Problem:
Write out the whole listing exactly as it stands.

[Stored records]

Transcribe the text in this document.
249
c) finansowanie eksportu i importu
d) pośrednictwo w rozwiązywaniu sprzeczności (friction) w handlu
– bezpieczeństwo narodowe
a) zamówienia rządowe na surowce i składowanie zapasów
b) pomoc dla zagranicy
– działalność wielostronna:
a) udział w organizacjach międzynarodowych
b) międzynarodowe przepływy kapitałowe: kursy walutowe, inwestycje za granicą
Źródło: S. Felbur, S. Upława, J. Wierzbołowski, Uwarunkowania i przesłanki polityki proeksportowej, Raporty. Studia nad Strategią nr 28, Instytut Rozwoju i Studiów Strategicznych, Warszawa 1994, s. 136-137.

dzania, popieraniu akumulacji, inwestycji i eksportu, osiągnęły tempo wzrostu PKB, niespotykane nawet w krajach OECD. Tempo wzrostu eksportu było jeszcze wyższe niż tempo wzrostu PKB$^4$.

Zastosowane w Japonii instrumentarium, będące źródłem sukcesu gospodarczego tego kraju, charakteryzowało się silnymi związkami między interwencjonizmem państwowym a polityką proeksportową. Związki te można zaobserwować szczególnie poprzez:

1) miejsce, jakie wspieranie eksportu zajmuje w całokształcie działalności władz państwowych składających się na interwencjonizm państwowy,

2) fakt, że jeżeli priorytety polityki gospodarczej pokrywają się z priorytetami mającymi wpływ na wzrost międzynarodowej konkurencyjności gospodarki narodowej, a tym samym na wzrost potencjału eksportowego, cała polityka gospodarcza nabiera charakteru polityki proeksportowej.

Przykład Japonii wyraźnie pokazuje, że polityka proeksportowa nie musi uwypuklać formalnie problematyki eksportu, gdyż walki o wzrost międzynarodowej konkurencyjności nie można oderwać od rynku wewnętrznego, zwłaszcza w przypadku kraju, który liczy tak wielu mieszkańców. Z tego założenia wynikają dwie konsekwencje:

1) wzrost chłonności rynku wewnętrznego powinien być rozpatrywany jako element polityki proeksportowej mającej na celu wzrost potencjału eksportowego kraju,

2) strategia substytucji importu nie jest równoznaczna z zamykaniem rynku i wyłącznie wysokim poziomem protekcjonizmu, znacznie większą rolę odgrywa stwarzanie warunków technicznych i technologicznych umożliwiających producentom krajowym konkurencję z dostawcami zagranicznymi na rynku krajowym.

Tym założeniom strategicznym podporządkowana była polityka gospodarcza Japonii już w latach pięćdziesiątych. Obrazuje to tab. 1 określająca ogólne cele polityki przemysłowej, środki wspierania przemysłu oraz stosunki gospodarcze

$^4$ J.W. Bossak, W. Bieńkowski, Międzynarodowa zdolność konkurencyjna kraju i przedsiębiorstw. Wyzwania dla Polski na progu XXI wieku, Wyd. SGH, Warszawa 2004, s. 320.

Answer for the task:
Transcribe the text in this document.
249
c) finansowanie eksportu i importu
d) pośrednictwo w rozwiązywaniu sprzeczności (friction) w handlu
– bezpieczeństwo narodowe
a) zamówienia rządowe na surowce i składowanie zapasów
b) pomoc dla zagranicy
– działalność wielostronna:
a) udział w organizacjach międzynarodowych
b) międzynarodowe przepływy kapitałowe: kursy walutowe, inwestycje za granicą
Źródło: S. Felbur, S. Upława, J. Wierzbołowski, Uwarunkowania i przesłanki polityki proeksportowej, Raporty. Studia nad Strategią nr 28, Instytut Rozwoju i Studiów Strategicznych, Warszawa 1994, s. 136-137.

dzania, popieraniu akumulacji, inwestycji i eksportu, osiągnęły tempo wzrostu PKB, niespotykane nawet w krajach OECD. Tempo wzrostu eksportu było jeszcze wyższe niż tempo wzrostu PKB$^4$.

Zastosowane w Japonii instrumentarium, będące źródłem sukcesu gospodarczego tego kraju, charakteryzowało się silnymi związkami między interwencjonizmem państwowym a polityką proeksportową. Związki te można zaobserwować szczególnie poprzez:

1) miejsce, jakie wspieranie eksportu zajmuje w całokształcie działalności władz państwowych składających się na interwencjonizm państwowy,

2) fakt, że jeżeli priorytety polityki gospodarczej pokrywają się z priorytetami mającymi wpływ na wzrost międzynarodowej konkurencyjności gospodarki narodowej, a tym samym na wzrost potencjału eksportowego, cała polityka gospodarcza nabiera charakteru polityki proeksportowej.

Przykład Japonii wyraźnie pokazuje, że polityka proeksportowa nie musi uwypuklać formalnie problematyki eksportu, gdyż walki o wzrost międzynarodowej konkurencyjności nie można oderwać od rynku wewnętrznego, zwłaszcza w przypadku kraju, który liczy tak wielu mieszkańców. Z tego założenia wynikają dwie konsekwencje:

1) wzrost chłonności rynku wewnętrznego powinien być rozpatrywany jako element polityki proeksportowej mającej na celu wzrost potencjału eksportowego kraju,

2) strategia substytucji importu nie jest równoznaczna z zamykaniem rynku i wyłącznie wysokim poziomem protekcjonizmu, znacznie większą rolę odgrywa stwarzanie warunków technicznych i technologicznych umożliwiających producentom krajowym konkurencję z dostawcami zagranicznymi na rynku krajowym.

Tym założeniom strategicznym podporządkowana była polityka gospodarcza Japonii już w latach pięćdziesiątych. Obrazuje to tab. 1 określająca ogólne cele polityki przemysłowej, środki wspierania przemysłu oraz stosunki gospodarcze

$^4$ J.W. Bossak, W. Bieńkowski, Międzynarodowa zdolność konkurencyjna kraju i przedsiębiorstw. Wyzwania dla Polski na progu XXI wieku, Wyd. SGH, Warszawa 2004, s. 320.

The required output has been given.